■ STATED EXERCISE: Write down each entry again, exactly as it reads.

■ INFORMATION GIVEN:
........

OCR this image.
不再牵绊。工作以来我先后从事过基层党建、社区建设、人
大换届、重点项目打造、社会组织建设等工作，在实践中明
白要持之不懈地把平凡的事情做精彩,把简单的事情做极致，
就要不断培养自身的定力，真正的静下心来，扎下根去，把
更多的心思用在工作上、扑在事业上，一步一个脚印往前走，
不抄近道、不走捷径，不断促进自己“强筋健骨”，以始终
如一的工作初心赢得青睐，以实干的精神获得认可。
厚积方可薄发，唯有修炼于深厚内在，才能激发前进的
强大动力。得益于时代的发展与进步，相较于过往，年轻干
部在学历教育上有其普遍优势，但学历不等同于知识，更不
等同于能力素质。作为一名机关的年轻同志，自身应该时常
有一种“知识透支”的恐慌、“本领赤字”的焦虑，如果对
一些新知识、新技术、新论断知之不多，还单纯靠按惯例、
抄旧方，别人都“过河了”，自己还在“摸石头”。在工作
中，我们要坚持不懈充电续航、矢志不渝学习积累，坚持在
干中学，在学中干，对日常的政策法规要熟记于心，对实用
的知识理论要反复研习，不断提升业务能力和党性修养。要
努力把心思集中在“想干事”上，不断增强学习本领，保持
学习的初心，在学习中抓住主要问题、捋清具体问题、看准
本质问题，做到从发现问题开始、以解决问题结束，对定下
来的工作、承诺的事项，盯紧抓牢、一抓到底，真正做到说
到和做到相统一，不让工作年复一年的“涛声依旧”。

........

■ SOLUTION TO THIS PROBLEM:
OCR this image.
不再牵绊。工作以来我先后从事过基层党建、社区建设、人
大换届、重点项目打造、社会组织建设等工作，在实践中明
白要持之不懈地把平凡的事情做精彩,把简单的事情做极致，
就要不断培养自身的定力，真正的静下心来，扎下根去，把
更多的心思用在工作上、扑在事业上，一步一个脚印往前走，
不抄近道、不走捷径，不断促进自己“强筋健骨”，以始终
如一的工作初心赢得青睐，以实干的精神获得认可。
厚积方可薄发，唯有修炼于深厚内在，才能激发前进的
强大动力。得益于时代的发展与进步，相较于过往，年轻干
部在学历教育上有其普遍优势，但学历不等同于知识，更不
等同于能力素质。作为一名机关的年轻同志，自身应该时常
有一种“知识透支”的恐慌、“本领赤字”的焦虑，如果对
一些新知识、新技术、新论断知之不多，还单纯靠按惯例、
抄旧方，别人都“过河了”，自己还在“摸石头”。在工作
中，我们要坚持不懈充电续航、矢志不渝学习积累，坚持在
干中学，在学中干，对日常的政策法规要熟记于心，对实用
的知识理论要反复研习，不断提升业务能力和党性修养。要
努力把心思集中在“想干事”上，不断增强学习本领，保持
学习的初心，在学习中抓住主要问题、捋清具体问题、看准
本质问题，做到从发现问题开始、以解决问题结束，对定下
来的工作、承诺的事项，盯紧抓牢、一抓到底，真正做到说
到和做到相统一，不让工作年复一年的“涛声依旧”。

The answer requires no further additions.